● Requirement:
All of the entries need to be written out again, exactly as they are.

Extracts from a graphics dataset:
⟨

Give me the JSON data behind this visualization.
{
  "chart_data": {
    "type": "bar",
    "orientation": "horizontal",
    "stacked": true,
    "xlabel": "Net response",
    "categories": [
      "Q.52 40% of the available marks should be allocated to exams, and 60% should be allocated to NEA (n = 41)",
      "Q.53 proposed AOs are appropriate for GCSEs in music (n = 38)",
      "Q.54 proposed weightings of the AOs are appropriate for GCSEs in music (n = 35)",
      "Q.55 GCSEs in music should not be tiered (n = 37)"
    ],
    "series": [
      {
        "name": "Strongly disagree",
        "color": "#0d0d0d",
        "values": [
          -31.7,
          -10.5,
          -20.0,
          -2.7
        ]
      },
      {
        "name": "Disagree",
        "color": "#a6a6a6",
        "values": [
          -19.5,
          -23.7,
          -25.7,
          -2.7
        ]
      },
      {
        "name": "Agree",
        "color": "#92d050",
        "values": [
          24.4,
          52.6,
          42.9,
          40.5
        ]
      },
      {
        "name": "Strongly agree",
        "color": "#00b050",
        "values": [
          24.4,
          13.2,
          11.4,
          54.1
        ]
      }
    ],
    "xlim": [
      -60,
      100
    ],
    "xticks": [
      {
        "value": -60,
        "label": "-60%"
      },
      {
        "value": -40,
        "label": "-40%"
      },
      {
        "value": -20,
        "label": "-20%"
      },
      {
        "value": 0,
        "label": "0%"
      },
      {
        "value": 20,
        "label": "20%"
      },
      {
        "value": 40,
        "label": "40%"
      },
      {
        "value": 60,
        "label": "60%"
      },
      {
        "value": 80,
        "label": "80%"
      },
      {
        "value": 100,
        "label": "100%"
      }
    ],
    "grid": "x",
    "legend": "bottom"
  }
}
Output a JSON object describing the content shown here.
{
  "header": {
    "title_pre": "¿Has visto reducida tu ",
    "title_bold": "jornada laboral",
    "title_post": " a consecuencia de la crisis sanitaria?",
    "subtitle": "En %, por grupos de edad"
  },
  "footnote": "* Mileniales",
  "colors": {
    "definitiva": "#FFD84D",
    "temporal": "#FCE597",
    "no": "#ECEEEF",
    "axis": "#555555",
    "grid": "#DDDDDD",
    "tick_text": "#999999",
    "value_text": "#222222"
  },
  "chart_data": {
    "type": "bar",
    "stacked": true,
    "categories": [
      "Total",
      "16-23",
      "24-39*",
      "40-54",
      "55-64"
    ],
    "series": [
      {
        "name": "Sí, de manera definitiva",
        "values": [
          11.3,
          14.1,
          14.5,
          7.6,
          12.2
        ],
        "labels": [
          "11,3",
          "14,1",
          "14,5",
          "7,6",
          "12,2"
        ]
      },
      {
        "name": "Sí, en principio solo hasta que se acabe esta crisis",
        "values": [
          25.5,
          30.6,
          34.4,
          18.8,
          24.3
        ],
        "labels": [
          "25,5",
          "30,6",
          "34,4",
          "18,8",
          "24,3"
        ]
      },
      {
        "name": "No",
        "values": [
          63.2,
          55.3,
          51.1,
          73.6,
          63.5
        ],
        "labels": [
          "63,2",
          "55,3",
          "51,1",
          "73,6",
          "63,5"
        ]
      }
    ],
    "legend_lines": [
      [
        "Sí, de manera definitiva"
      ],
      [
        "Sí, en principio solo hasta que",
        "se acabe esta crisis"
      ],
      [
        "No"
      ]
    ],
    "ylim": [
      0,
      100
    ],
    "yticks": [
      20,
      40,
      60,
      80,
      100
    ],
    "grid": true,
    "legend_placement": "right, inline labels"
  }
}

⟩

● Written answer:
Give me the JSON data behind this visualization.
{
  "chart_data": {
    "type": "bar",
    "orientation": "horizontal",
    "stacked": true,
    "xlabel": "Net response",
    "categories": [
      "Q.52 40% of the available marks should be allocated to exams, and 60% should be allocated to NEA (n = 41)",
      "Q.53 proposed AOs are appropriate for GCSEs in music (n = 38)",
      "Q.54 proposed weightings of the AOs are appropriate for GCSEs in music (n = 35)",
      "Q.55 GCSEs in music should not be tiered (n = 37)"
    ],
    "series": [
      {
        "name": "Strongly disagree",
        "color": "#0d0d0d",
        "values": [
          -31.7,
          -10.5,
          -20.0,
          -2.7
        ]
      },
      {
        "name": "Disagree",
        "color": "#a6a6a6",
        "values": [
          -19.5,
          -23.7,
          -25.7,
          -2.7
        ]
      },
      {
        "name": "Agree",
        "color": "#92d050",
        "values": [
          24.4,
          52.6,
          42.9,
          40.5
        ]
      },
      {
        "name": "Strongly agree",
        "color": "#00b050",
        "values": [
          24.4,
          13.2,
          11.4,
          54.1
        ]
      }
    ],
    "xlim": [
      -60,
      100
    ],
    "xticks": [
      {
        "value": -60,
        "label": "-60%"
      },
      {
        "value": -40,
        "label": "-40%"
      },
      {
        "value": -20,
        "label": "-20%"
      },
      {
        "value": 0,
        "label": "0%"
      },
      {
        "value": 20,
        "label": "20%"
      },
      {
        "value": 40,
        "label": "40%"
      },
      {
        "value": 60,
        "label": "60%"
      },
      {
        "value": 80,
        "label": "80%"
      },
      {
        "value": 100,
        "label": "100%"
      }
    ],
    "grid": "x",
    "legend": "bottom"
  }
}
Output a JSON object describing the content shown here.
{
  "header": {
    "title_pre": "¿Has visto reducida tu ",
    "title_bold": "jornada laboral",
    "title_post": " a consecuencia de la crisis sanitaria?",
    "subtitle": "En %, por grupos de edad"
  },
  "footnote": "* Mileniales",
  "colors": {
    "definitiva": "#FFD84D",
    "temporal": "#FCE597",
    "no": "#ECEEEF",
    "axis": "#555555",
    "grid": "#DDDDDD",
    "tick_text": "#999999",
    "value_text": "#222222"
  },
  "chart_data": {
    "type": "bar",
    "stacked": true,
    "categories": [
      "Total",
      "16-23",
      "24-39*",
      "40-54",
      "55-64"
    ],
    "series": [
      {
        "name": "Sí, de manera definitiva",
        "values": [
          11.3,
          14.1,
          14.5,
          7.6,
          12.2
        ],
        "labels": [
          "11,3",
          "14,1",
          "14,5",
          "7,6",
          "12,2"
        ]
      },
      {
        "name": "Sí, en principio solo hasta que se acabe esta crisis",
        "values": [
          25.5,
          30.6,
          34.4,
          18.8,
          24.3
        ],
        "labels": [
          "25,5",
          "30,6",
          "34,4",
          "18,8",
          "24,3"
        ]
      },
      {
        "name": "No",
        "values": [
          63.2,
          55.3,
          51.1,
          73.6,
          63.5
        ],
        "labels": [
          "63,2",
          "55,3",
          "51,1",
          "73,6",
          "63,5"
        ]
      }
    ],
    "legend_lines": [
      [
        "Sí, de manera definitiva"
      ],
      [
        "Sí, en principio solo hasta que",
        "se acabe esta crisis"
      ],
      [
        "No"
      ]
    ],
    "ylim": [
      0,
      100
    ],
    "yticks": [
      20,
      40,
      60,
      80,
      100
    ],
    "grid": true,
    "legend_placement": "right, inline labels"
  }
}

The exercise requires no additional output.